Recorded data:
-------------------------
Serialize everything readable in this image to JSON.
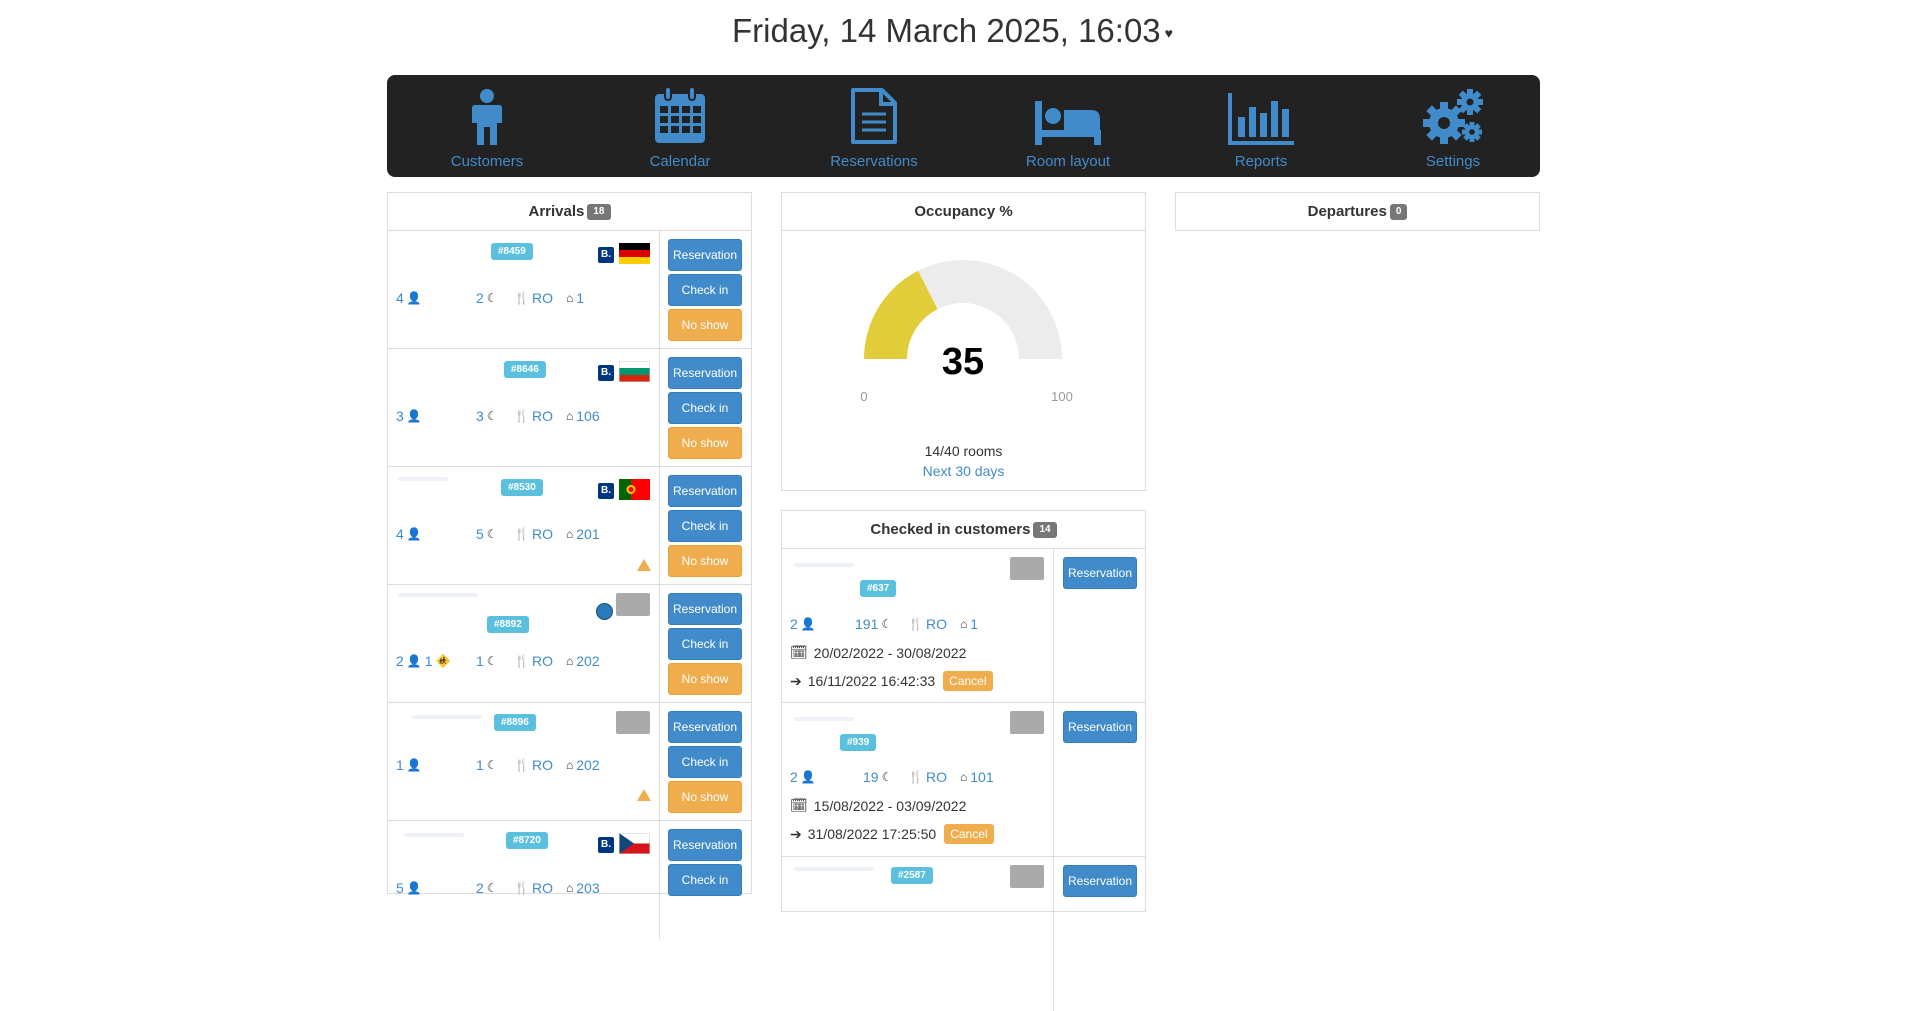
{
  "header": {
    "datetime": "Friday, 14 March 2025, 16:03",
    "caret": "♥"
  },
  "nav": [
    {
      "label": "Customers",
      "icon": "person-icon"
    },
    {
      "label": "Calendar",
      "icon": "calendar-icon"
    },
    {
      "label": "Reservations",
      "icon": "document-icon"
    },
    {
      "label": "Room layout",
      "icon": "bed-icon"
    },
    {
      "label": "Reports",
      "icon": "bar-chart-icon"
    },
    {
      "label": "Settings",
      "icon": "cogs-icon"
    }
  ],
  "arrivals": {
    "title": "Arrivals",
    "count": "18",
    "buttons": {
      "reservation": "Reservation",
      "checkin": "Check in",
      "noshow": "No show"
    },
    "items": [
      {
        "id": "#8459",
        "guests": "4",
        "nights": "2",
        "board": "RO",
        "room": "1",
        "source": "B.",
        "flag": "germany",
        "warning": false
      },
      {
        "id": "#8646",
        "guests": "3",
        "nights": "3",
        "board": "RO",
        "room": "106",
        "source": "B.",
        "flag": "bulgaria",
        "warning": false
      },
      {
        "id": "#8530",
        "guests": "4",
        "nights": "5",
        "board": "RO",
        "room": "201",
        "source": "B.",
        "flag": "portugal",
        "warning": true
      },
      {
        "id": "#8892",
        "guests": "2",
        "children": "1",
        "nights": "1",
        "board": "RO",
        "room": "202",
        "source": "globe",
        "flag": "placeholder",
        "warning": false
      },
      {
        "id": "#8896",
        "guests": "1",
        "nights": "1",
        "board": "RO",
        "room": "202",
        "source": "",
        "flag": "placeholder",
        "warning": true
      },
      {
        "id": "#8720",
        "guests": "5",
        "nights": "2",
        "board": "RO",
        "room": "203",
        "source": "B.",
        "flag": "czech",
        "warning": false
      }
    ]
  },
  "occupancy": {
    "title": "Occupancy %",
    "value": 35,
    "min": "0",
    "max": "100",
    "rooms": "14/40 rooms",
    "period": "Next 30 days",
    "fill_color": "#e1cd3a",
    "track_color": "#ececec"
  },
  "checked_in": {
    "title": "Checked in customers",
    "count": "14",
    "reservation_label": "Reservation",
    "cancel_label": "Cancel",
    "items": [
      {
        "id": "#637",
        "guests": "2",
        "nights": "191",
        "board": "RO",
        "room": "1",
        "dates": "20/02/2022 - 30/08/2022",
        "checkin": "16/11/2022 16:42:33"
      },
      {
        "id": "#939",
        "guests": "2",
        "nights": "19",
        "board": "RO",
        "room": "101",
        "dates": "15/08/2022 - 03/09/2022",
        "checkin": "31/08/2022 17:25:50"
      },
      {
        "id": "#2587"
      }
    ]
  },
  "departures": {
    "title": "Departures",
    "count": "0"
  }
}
-------------------------
WRITTEN PROBLEM >> Omit pictures; set down the rest of the material word for word.

EXERCISE RESPONSE >>
Serialize everything readable in this image to JSON.
{
  "header": {
    "datetime": "Friday, 14 March 2025, 16:03",
    "caret": "♥"
  },
  "nav": [
    {
      "label": "Customers",
      "icon": "person-icon"
    },
    {
      "label": "Calendar",
      "icon": "calendar-icon"
    },
    {
      "label": "Reservations",
      "icon": "document-icon"
    },
    {
      "label": "Room layout",
      "icon": "bed-icon"
    },
    {
      "label": "Reports",
      "icon": "bar-chart-icon"
    },
    {
      "label": "Settings",
      "icon": "cogs-icon"
    }
  ],
  "arrivals": {
    "title": "Arrivals",
    "count": "18",
    "buttons": {
      "reservation": "Reservation",
      "checkin": "Check in",
      "noshow": "No show"
    },
    "items": [
      {
        "id": "#8459",
        "guests": "4",
        "nights": "2",
        "board": "RO",
        "room": "1",
        "source": "B.",
        "flag": "germany",
        "warning": false
      },
      {
        "id": "#8646",
        "guests": "3",
        "nights": "3",
        "board": "RO",
        "room": "106",
        "source": "B.",
        "flag": "bulgaria",
        "warning": false
      },
      {
        "id": "#8530",
        "guests": "4",
        "nights": "5",
        "board": "RO",
        "room": "201",
        "source": "B.",
        "flag": "portugal",
        "warning": true
      },
      {
        "id": "#8892",
        "guests": "2",
        "children": "1",
        "nights": "1",
        "board": "RO",
        "room": "202",
        "source": "globe",
        "flag": "placeholder",
        "warning": false
      },
      {
        "id": "#8896",
        "guests": "1",
        "nights": "1",
        "board": "RO",
        "room": "202",
        "source": "",
        "flag": "placeholder",
        "warning": true
      },
      {
        "id": "#8720",
        "guests": "5",
        "nights": "2",
        "board": "RO",
        "room": "203",
        "source": "B.",
        "flag": "czech",
        "warning": false
      }
    ]
  },
  "occupancy": {
    "title": "Occupancy %",
    "value": 35,
    "min": "0",
    "max": "100",
    "rooms": "14/40 rooms",
    "period": "Next 30 days",
    "fill_color": "#e1cd3a",
    "track_color": "#ececec"
  },
  "checked_in": {
    "title": "Checked in customers",
    "count": "14",
    "reservation_label": "Reservation",
    "cancel_label": "Cancel",
    "items": [
      {
        "id": "#637",
        "guests": "2",
        "nights": "191",
        "board": "RO",
        "room": "1",
        "dates": "20/02/2022 - 30/08/2022",
        "checkin": "16/11/2022 16:42:33"
      },
      {
        "id": "#939",
        "guests": "2",
        "nights": "19",
        "board": "RO",
        "room": "101",
        "dates": "15/08/2022 - 03/09/2022",
        "checkin": "31/08/2022 17:25:50"
      },
      {
        "id": "#2587"
      }
    ]
  },
  "departures": {
    "title": "Departures",
    "count": "0"
  }
}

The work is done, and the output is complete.